=== PROVIDED INFORMATION ===

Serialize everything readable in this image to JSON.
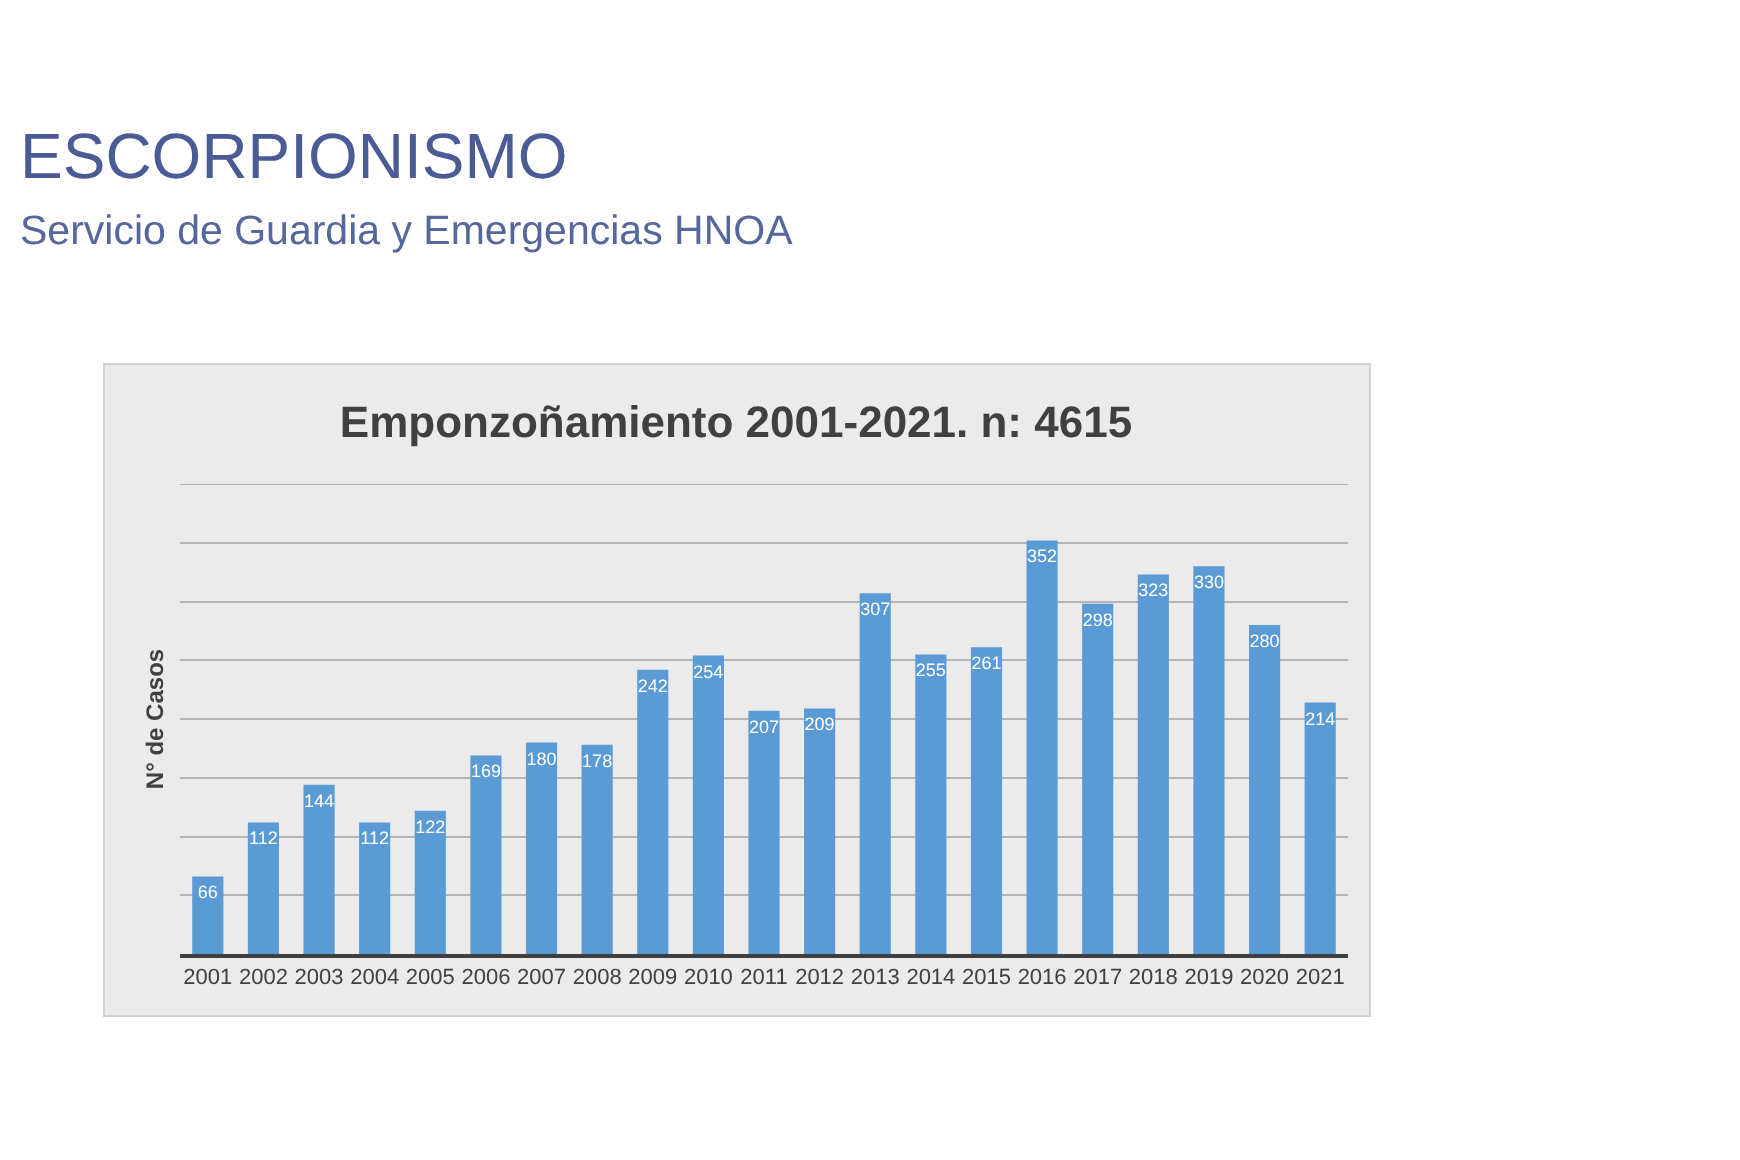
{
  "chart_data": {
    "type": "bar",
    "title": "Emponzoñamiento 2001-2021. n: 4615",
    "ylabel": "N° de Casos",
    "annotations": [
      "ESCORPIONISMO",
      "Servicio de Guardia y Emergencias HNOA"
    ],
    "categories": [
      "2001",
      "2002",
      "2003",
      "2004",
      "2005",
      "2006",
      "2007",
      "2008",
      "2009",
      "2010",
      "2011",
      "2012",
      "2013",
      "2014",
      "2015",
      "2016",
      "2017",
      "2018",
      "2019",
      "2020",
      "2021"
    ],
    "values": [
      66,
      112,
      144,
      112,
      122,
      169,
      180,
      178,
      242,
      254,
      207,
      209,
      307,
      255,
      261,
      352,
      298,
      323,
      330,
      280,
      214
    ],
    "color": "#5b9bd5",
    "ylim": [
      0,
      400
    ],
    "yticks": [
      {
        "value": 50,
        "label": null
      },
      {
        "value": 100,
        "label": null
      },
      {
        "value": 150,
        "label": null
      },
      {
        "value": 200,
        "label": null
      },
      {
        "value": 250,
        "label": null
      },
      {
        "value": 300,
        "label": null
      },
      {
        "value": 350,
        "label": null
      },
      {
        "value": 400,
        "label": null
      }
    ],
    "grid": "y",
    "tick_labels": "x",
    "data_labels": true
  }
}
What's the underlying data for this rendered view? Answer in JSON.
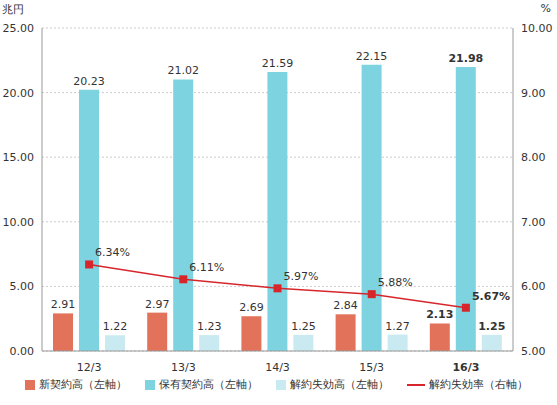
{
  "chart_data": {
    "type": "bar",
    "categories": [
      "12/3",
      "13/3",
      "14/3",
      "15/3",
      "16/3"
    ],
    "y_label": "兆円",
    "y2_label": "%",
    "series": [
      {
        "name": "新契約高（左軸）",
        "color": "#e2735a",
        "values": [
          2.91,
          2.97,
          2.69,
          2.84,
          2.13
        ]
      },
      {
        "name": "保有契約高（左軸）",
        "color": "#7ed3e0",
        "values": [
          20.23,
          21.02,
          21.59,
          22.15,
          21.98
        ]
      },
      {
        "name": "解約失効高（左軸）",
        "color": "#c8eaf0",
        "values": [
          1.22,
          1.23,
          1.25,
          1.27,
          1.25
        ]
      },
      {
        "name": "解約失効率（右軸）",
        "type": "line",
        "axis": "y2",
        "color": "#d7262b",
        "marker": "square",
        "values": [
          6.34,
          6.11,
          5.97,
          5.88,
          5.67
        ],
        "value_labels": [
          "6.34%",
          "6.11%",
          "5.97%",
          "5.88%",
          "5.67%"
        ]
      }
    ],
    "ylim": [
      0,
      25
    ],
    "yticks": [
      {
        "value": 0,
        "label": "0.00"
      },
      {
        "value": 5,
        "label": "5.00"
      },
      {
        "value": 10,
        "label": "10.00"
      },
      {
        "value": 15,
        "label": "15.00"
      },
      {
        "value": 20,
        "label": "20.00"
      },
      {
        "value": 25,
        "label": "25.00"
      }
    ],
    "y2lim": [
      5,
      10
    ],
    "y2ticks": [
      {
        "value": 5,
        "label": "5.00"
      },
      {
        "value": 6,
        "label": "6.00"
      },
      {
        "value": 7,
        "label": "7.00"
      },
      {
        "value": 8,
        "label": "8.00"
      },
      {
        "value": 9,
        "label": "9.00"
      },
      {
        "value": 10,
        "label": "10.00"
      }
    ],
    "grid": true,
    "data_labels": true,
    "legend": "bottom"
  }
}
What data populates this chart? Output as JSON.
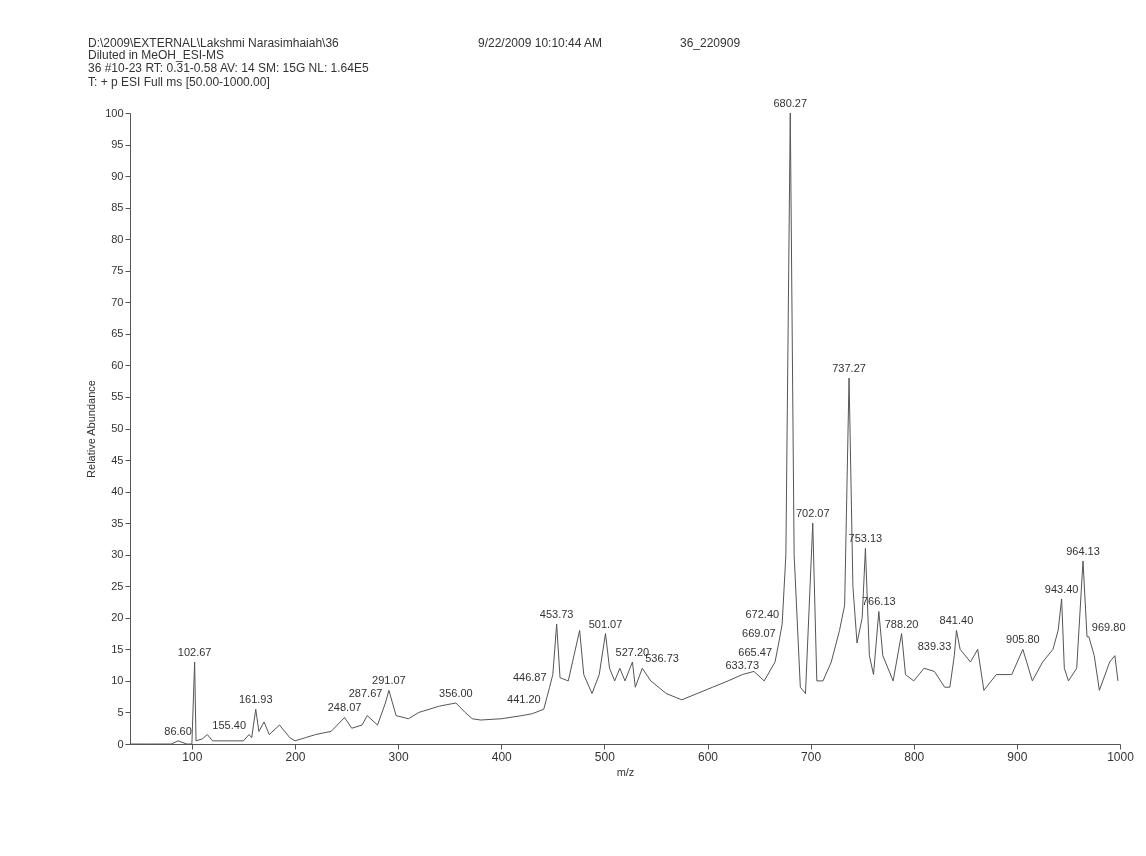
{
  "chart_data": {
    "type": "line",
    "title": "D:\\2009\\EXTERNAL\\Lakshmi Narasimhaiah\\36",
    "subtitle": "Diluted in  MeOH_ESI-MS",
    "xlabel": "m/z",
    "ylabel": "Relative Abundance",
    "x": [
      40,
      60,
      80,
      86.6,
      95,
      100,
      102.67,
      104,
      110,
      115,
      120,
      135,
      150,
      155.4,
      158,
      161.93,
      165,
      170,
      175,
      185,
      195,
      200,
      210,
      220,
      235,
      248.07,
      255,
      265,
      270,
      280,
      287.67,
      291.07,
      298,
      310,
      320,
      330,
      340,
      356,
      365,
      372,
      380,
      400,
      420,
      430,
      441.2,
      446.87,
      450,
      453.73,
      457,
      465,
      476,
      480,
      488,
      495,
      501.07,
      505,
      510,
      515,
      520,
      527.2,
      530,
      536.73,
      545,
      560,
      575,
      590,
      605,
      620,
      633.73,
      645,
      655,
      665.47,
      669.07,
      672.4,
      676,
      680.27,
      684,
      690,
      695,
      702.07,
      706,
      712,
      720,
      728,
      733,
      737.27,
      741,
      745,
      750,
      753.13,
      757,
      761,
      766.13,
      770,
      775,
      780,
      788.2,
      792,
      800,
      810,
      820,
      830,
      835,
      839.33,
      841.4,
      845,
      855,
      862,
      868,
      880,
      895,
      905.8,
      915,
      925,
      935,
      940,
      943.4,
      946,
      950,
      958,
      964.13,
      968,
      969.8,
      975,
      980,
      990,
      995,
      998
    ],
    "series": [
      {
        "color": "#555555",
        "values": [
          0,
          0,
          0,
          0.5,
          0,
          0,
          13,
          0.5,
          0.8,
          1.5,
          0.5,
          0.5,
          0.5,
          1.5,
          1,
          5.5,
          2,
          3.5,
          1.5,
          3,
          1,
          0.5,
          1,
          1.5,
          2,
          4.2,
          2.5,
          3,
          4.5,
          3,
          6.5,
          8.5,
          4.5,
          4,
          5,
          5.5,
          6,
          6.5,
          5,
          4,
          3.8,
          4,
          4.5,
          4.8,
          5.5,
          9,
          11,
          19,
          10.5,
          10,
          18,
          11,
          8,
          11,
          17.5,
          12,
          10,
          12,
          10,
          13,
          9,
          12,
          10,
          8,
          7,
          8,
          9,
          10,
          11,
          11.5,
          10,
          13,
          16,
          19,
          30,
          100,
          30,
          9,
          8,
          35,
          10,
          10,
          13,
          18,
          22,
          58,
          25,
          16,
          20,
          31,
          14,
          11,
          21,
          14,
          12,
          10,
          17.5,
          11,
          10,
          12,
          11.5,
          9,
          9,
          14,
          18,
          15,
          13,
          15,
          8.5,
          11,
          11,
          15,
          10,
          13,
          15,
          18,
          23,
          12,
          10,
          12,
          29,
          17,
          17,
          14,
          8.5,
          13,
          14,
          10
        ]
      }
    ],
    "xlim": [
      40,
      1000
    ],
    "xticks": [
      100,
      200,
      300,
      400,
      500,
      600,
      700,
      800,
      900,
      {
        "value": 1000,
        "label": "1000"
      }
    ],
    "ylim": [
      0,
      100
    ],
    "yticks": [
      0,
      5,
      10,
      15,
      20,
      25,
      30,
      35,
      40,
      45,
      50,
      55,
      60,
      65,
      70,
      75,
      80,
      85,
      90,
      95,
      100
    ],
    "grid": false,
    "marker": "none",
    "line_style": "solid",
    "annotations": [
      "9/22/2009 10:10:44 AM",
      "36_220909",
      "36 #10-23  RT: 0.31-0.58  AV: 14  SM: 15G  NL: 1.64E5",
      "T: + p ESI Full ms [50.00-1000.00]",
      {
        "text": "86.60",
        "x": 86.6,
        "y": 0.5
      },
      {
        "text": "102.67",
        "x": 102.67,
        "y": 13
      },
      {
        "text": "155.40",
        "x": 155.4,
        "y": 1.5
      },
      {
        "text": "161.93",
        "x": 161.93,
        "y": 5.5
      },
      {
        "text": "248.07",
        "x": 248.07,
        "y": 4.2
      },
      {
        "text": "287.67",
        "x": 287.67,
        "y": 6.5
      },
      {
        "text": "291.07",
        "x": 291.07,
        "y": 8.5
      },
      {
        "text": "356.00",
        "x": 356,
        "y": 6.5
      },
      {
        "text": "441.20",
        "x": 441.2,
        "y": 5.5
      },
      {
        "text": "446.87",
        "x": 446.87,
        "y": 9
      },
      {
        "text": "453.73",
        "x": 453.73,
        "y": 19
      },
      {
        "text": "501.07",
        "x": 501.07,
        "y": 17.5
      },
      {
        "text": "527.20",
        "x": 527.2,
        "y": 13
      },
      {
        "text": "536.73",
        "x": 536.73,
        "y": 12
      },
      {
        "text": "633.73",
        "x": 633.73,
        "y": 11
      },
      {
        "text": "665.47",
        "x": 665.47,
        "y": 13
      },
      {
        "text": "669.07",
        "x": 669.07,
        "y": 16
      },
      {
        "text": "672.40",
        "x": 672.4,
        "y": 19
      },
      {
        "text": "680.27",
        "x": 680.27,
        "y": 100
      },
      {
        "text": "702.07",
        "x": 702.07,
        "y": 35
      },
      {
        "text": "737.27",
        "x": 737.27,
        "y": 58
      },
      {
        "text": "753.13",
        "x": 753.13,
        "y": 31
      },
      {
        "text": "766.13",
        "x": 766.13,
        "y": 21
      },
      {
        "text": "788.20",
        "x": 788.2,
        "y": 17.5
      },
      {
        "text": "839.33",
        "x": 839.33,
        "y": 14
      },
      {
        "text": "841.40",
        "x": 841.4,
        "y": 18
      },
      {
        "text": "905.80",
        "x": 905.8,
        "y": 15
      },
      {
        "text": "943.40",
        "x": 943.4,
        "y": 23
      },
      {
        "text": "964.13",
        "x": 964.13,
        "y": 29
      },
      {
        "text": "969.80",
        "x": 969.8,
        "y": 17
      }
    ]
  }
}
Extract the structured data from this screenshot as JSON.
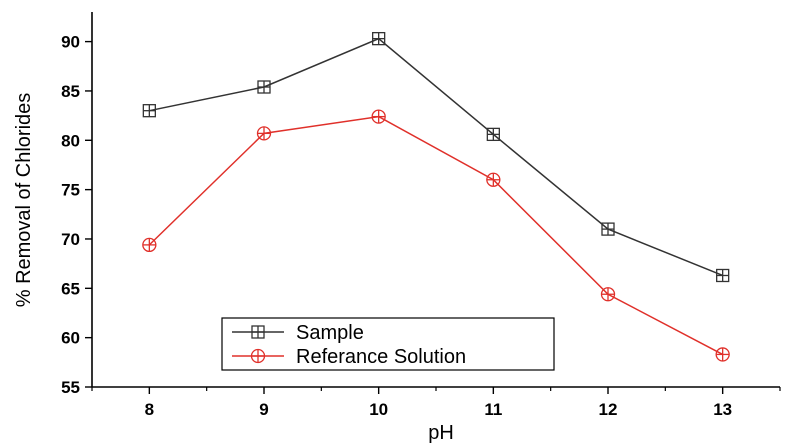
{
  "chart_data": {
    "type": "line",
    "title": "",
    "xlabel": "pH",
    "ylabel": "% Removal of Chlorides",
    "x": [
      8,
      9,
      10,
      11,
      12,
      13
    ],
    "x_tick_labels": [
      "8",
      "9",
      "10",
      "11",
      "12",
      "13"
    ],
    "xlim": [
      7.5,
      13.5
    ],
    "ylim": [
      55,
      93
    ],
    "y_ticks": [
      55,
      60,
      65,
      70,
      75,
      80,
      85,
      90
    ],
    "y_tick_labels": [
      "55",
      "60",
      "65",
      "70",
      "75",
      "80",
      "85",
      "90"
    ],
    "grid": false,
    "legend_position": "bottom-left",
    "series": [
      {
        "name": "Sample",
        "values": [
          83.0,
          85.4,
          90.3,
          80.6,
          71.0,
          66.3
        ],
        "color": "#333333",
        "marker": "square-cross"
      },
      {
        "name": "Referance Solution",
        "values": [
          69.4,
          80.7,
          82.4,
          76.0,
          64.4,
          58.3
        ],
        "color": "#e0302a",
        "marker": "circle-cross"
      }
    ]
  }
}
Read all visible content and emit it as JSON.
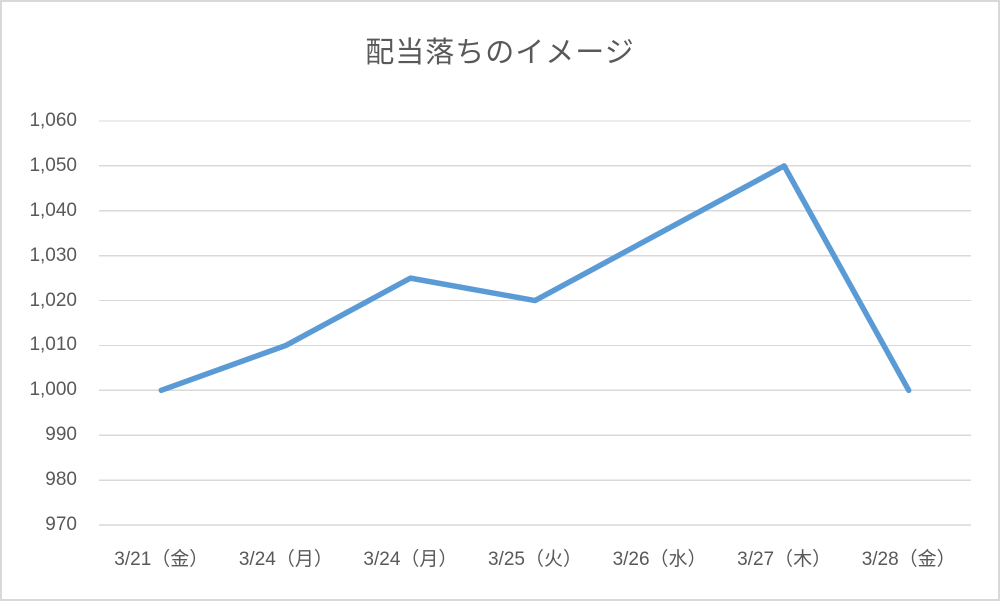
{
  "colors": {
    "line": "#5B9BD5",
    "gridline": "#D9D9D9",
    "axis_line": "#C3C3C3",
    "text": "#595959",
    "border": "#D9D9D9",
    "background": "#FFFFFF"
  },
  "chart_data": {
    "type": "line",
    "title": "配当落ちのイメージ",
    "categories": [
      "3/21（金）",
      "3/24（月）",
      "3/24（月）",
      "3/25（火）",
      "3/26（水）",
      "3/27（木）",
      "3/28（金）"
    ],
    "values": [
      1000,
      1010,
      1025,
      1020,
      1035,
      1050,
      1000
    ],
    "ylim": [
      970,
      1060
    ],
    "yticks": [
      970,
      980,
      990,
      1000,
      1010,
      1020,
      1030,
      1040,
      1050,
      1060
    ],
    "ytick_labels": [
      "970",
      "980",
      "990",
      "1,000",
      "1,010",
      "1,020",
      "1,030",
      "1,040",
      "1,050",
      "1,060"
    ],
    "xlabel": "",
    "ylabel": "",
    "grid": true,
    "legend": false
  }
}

===

■ EXERCISE GOAL: Nothing but the lines from the one holding "Read all visible content and emit it as JSON." through the last line of the entries should be written out, exactly and inclusively, minus the pictures.

■ REPLY:
Read all visible content and emit it as JSON.
{
  "colors": {
    "line": "#5B9BD5",
    "gridline": "#D9D9D9",
    "axis_line": "#C3C3C3",
    "text": "#595959",
    "border": "#D9D9D9",
    "background": "#FFFFFF"
  },
  "chart_data": {
    "type": "line",
    "title": "配当落ちのイメージ",
    "categories": [
      "3/21（金）",
      "3/24（月）",
      "3/24（月）",
      "3/25（火）",
      "3/26（水）",
      "3/27（木）",
      "3/28（金）"
    ],
    "values": [
      1000,
      1010,
      1025,
      1020,
      1035,
      1050,
      1000
    ],
    "ylim": [
      970,
      1060
    ],
    "yticks": [
      970,
      980,
      990,
      1000,
      1010,
      1020,
      1030,
      1040,
      1050,
      1060
    ],
    "ytick_labels": [
      "970",
      "980",
      "990",
      "1,000",
      "1,010",
      "1,020",
      "1,030",
      "1,040",
      "1,050",
      "1,060"
    ],
    "xlabel": "",
    "ylabel": "",
    "grid": true,
    "legend": false
  }
}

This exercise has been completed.